» EXTRACTED MATERIAL
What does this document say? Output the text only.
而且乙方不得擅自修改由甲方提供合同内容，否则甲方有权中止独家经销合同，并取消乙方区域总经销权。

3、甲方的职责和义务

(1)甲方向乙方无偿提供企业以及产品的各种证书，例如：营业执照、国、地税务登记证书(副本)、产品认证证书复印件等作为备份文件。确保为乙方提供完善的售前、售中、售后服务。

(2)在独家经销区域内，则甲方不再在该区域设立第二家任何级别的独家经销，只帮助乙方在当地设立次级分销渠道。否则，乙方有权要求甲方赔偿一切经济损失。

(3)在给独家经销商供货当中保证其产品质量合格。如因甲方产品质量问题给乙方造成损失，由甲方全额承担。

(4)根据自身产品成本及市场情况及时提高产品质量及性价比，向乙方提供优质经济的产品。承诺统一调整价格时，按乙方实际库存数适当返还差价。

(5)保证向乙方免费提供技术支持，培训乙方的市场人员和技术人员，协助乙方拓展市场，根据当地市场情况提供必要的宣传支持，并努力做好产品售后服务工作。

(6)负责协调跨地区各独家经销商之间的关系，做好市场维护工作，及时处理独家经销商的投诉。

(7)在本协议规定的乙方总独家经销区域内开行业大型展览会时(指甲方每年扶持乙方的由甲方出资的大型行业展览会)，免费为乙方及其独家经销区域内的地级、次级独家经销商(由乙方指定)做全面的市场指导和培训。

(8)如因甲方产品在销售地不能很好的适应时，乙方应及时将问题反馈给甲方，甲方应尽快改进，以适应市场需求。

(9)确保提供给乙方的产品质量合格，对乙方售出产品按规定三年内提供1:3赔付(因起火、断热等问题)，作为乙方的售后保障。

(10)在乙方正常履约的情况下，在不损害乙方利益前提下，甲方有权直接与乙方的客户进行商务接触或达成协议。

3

---

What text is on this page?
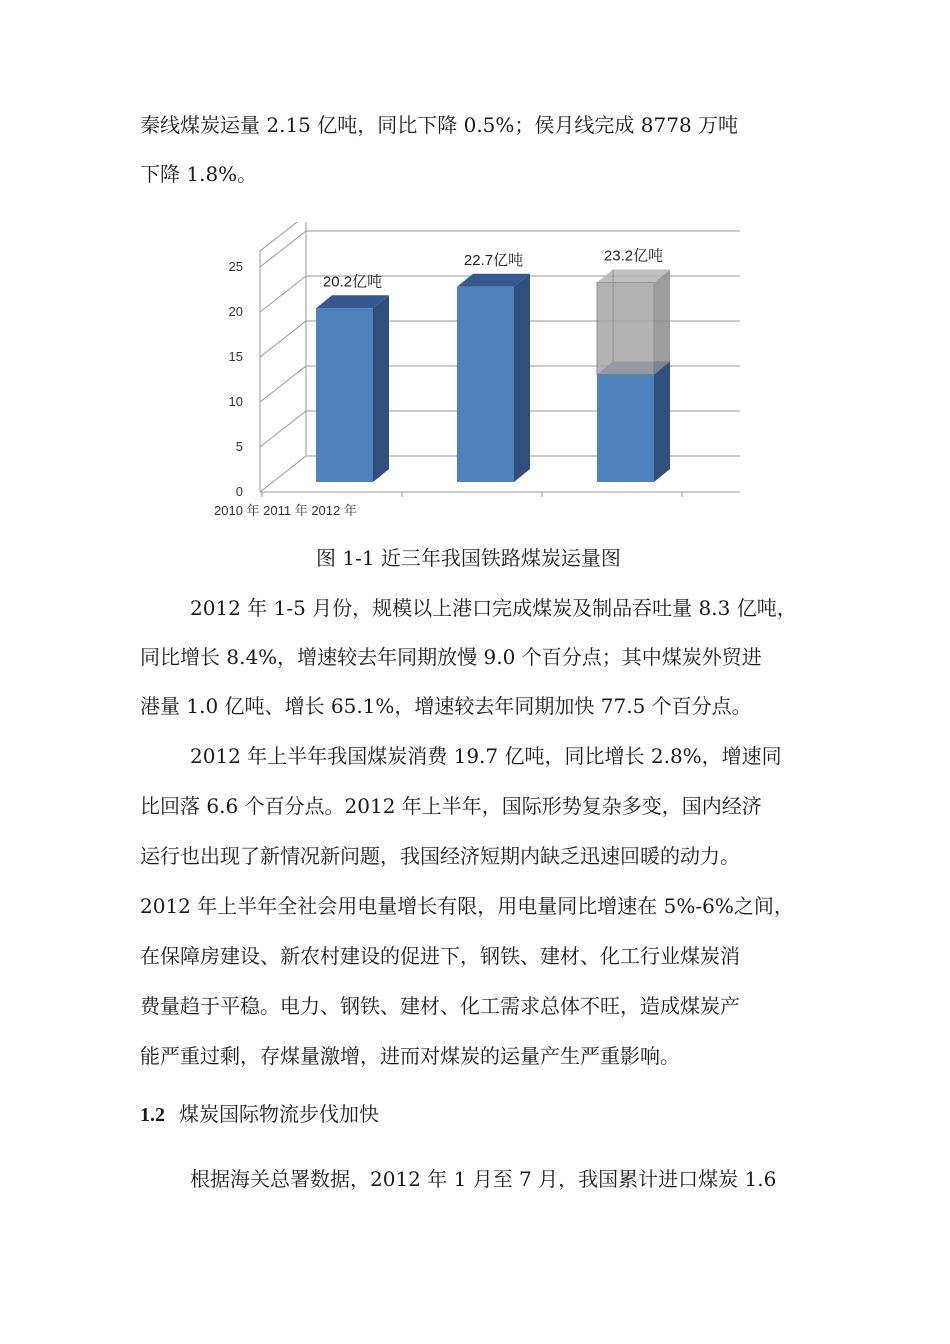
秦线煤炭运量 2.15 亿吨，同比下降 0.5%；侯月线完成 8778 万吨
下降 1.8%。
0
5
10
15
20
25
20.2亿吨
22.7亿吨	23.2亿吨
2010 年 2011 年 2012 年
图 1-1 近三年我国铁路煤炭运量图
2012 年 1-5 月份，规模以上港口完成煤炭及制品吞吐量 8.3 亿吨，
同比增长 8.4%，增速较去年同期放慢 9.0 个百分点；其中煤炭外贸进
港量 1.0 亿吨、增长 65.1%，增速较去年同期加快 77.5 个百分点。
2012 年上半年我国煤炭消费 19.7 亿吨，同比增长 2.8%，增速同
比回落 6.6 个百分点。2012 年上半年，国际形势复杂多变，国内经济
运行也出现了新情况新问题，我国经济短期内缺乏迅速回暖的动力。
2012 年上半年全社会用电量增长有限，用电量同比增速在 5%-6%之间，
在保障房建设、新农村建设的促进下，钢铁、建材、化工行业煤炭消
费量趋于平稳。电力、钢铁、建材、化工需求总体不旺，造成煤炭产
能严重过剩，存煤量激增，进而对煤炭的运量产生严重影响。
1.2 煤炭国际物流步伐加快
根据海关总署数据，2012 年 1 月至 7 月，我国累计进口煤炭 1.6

» TASK BRIEF
Note how many lines of the material contain the string "text". Then report that number by itself.

» EXERCISE SOLUTION
2